Transcribe the records that follow exactly. Skip the pictures.

# # # #

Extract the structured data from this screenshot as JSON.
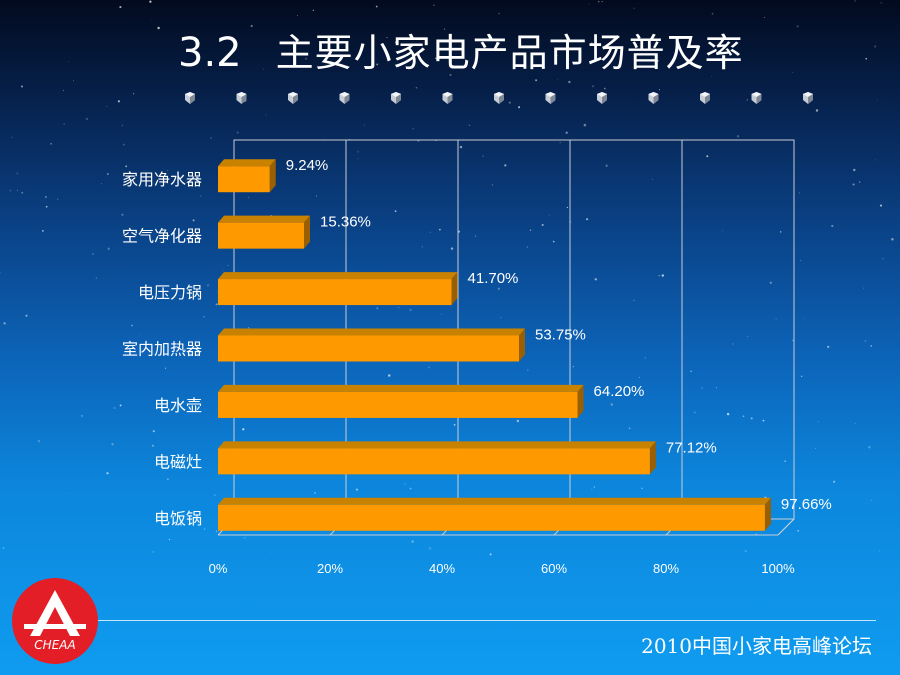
{
  "slide": {
    "number": "3.2",
    "title": "主要小家电产品市场普及率"
  },
  "footer": {
    "text": "2010中国小家电高峰论坛"
  },
  "logo": {
    "text": "CHEAA"
  },
  "colors": {
    "bar_front": "#FF9900",
    "bar_top": "#C88200",
    "bar_side": "#9A5F00",
    "grid": "#C8CCD6",
    "logo_red": "#E41E26"
  },
  "chart_data": {
    "type": "bar",
    "orientation": "horizontal",
    "categories": [
      "家用净水器",
      "空气净化器",
      "电压力锅",
      "室内加热器",
      "电水壶",
      "电磁灶",
      "电饭锅"
    ],
    "values": [
      9.24,
      15.36,
      41.7,
      53.75,
      64.2,
      77.12,
      97.66
    ],
    "value_labels": [
      "9.24%",
      "15.36%",
      "41.70%",
      "53.75%",
      "64.20%",
      "77.12%",
      "97.66%"
    ],
    "x_ticks": [
      "0%",
      "20%",
      "40%",
      "60%",
      "80%",
      "100%"
    ],
    "xlim": [
      0,
      100
    ],
    "grid": true,
    "legend": "none",
    "style": "3d"
  }
}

# # # #

Answer to the task ::
Extract the structured data from this screenshot as JSON.
{
  "slide": {
    "number": "3.2",
    "title": "主要小家电产品市场普及率"
  },
  "footer": {
    "text": "2010中国小家电高峰论坛"
  },
  "logo": {
    "text": "CHEAA"
  },
  "colors": {
    "bar_front": "#FF9900",
    "bar_top": "#C88200",
    "bar_side": "#9A5F00",
    "grid": "#C8CCD6",
    "logo_red": "#E41E26"
  },
  "chart_data": {
    "type": "bar",
    "orientation": "horizontal",
    "categories": [
      "家用净水器",
      "空气净化器",
      "电压力锅",
      "室内加热器",
      "电水壶",
      "电磁灶",
      "电饭锅"
    ],
    "values": [
      9.24,
      15.36,
      41.7,
      53.75,
      64.2,
      77.12,
      97.66
    ],
    "value_labels": [
      "9.24%",
      "15.36%",
      "41.70%",
      "53.75%",
      "64.20%",
      "77.12%",
      "97.66%"
    ],
    "x_ticks": [
      "0%",
      "20%",
      "40%",
      "60%",
      "80%",
      "100%"
    ],
    "xlim": [
      0,
      100
    ],
    "grid": true,
    "legend": "none",
    "style": "3d"
  }
}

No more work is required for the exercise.